**RECORD EXCERPTS**
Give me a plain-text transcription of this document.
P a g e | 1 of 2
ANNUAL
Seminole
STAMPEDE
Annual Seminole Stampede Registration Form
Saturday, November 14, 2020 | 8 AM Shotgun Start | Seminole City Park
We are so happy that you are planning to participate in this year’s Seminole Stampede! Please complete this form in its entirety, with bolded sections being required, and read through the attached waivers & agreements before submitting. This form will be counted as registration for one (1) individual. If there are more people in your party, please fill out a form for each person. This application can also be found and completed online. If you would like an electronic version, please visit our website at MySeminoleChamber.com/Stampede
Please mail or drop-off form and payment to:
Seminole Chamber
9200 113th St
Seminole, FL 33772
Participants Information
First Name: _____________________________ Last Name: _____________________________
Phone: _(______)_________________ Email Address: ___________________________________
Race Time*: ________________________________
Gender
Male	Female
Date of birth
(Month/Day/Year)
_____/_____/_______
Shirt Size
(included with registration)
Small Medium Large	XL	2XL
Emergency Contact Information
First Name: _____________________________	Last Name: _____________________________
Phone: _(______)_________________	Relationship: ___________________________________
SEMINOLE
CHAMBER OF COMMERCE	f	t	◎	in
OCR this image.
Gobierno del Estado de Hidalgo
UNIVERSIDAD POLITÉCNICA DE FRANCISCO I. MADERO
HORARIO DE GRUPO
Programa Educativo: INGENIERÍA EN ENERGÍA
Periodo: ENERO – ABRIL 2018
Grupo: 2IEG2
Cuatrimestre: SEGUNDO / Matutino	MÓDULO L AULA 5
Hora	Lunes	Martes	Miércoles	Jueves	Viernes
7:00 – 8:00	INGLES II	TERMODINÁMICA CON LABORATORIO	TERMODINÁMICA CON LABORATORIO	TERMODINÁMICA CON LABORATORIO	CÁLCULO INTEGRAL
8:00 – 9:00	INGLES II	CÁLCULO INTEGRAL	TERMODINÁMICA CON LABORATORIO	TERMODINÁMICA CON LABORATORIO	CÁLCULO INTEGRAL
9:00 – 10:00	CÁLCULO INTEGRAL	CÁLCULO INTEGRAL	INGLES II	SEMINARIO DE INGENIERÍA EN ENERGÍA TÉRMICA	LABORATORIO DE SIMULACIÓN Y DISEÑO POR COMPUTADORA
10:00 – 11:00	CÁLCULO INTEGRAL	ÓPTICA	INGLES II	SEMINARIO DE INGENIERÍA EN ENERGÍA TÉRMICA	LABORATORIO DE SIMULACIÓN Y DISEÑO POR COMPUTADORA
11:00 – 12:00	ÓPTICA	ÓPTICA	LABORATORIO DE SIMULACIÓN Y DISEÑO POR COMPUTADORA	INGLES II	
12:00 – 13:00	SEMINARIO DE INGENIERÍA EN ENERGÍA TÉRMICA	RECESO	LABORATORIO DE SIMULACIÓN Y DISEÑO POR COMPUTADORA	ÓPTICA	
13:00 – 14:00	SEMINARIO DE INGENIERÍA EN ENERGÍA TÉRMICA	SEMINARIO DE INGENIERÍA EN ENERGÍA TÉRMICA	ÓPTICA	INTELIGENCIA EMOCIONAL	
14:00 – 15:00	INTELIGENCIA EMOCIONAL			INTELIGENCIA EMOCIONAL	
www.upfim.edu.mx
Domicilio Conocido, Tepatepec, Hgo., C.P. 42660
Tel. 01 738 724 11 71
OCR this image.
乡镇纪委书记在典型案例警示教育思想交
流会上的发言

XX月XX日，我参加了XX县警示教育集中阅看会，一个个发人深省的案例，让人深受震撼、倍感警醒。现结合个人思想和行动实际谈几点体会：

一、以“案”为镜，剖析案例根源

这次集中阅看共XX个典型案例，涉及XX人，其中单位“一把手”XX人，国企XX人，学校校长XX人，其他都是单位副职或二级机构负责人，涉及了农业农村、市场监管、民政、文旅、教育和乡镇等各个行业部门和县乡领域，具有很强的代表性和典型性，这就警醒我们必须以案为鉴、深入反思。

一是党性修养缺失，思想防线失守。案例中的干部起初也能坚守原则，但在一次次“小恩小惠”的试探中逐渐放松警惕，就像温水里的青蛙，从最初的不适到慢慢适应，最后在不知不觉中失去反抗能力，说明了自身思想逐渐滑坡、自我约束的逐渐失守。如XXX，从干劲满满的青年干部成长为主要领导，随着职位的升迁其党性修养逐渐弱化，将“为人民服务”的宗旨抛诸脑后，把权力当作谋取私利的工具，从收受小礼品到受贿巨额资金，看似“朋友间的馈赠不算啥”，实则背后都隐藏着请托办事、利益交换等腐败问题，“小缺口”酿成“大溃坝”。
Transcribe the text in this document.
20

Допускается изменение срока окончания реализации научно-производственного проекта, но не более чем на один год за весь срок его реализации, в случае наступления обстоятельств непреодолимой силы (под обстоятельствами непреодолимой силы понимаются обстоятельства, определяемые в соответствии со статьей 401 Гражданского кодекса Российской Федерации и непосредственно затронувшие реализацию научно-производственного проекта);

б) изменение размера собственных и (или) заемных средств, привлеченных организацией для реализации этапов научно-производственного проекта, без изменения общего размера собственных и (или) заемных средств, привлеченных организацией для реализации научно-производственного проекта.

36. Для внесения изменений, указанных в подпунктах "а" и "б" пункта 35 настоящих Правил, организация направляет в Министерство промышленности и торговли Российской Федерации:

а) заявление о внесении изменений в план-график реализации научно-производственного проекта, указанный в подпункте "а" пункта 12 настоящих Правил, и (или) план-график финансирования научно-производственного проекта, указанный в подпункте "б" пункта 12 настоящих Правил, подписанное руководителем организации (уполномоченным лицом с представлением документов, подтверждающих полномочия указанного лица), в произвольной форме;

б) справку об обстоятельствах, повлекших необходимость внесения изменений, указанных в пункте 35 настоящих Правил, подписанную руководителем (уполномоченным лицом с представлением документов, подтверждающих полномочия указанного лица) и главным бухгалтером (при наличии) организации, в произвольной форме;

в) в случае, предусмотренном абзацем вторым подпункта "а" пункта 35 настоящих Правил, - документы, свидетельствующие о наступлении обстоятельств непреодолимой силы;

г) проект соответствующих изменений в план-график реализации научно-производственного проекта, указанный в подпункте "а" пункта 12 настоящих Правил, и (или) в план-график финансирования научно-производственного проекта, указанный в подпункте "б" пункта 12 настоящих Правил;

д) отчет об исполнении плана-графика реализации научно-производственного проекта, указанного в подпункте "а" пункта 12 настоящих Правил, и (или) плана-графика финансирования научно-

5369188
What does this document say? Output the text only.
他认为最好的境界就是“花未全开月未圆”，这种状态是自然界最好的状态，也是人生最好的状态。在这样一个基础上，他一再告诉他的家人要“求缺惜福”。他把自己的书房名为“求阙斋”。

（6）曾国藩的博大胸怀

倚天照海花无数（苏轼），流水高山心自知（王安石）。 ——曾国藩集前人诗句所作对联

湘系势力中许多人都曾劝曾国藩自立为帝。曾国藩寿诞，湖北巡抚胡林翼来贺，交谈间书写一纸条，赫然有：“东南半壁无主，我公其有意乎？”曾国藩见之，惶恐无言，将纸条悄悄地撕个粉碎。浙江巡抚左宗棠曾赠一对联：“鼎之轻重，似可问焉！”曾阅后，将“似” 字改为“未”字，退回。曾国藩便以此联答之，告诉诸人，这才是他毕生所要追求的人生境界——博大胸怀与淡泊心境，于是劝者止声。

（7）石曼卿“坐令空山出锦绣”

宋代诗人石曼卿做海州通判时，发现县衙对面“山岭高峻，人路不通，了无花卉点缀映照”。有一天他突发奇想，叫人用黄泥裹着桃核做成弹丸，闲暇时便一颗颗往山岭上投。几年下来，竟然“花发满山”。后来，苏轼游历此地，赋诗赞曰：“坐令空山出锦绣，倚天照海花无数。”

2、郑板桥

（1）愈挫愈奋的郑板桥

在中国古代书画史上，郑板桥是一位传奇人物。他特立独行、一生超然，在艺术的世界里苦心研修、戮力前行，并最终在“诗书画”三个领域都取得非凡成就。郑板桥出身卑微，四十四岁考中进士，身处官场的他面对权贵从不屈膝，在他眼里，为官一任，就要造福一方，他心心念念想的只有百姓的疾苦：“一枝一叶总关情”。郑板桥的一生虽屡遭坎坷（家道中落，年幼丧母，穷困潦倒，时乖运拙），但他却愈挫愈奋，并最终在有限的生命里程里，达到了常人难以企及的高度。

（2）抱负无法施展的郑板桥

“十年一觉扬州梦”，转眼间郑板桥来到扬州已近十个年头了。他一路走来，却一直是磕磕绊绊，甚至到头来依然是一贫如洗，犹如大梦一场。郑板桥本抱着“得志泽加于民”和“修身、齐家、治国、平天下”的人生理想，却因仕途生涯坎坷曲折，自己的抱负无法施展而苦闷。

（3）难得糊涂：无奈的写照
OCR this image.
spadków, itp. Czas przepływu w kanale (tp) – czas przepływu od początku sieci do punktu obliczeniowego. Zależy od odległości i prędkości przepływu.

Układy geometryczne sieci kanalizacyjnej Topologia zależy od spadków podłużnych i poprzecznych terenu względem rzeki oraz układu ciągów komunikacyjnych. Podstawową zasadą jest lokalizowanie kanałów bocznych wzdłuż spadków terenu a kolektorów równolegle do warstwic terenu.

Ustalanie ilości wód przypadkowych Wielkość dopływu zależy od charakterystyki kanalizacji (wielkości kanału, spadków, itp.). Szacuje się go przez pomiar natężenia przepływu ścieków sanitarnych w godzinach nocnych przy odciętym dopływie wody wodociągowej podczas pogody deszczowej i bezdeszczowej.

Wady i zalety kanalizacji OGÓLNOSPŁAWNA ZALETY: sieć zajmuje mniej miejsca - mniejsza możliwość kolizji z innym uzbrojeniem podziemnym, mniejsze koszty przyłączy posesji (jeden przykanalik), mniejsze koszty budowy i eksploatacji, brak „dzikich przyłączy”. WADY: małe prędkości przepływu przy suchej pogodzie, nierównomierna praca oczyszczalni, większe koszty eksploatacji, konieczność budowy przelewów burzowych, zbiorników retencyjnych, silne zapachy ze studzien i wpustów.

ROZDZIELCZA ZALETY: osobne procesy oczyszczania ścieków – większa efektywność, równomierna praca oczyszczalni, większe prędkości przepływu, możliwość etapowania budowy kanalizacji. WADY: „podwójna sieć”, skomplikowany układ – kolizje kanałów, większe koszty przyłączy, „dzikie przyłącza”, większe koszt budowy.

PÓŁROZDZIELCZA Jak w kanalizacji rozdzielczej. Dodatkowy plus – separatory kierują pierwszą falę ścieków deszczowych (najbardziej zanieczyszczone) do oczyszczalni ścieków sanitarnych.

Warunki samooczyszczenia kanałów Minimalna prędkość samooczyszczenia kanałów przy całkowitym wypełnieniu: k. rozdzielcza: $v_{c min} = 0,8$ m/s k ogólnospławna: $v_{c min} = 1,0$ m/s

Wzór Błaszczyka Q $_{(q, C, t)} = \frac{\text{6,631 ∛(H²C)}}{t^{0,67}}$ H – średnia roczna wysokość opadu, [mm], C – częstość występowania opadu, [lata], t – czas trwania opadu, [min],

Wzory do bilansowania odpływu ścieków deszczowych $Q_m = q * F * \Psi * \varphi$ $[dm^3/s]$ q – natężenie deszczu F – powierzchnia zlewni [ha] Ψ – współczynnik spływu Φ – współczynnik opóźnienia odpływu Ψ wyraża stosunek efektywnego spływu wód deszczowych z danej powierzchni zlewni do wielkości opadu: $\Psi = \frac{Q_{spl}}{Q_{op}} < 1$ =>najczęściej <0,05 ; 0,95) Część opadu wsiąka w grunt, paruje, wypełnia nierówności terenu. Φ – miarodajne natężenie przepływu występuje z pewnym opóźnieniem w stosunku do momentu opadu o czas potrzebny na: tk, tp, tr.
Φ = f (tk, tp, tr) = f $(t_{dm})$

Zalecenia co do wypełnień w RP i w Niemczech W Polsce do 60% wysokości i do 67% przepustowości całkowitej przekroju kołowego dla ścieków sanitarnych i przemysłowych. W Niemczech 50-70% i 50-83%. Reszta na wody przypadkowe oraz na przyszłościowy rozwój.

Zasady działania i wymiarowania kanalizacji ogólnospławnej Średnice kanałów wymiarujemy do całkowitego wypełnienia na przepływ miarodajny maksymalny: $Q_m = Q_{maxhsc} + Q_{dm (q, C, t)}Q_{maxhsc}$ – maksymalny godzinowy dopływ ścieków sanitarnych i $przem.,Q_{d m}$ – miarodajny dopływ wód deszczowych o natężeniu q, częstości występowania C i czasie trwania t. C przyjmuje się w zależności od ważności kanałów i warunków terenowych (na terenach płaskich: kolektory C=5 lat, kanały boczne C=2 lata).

**WHAT IS BEING ASKED**
Using the records above, copy each line that contains "Information".

**FULL ANSWER**
Participants Information
Emergency Contact Information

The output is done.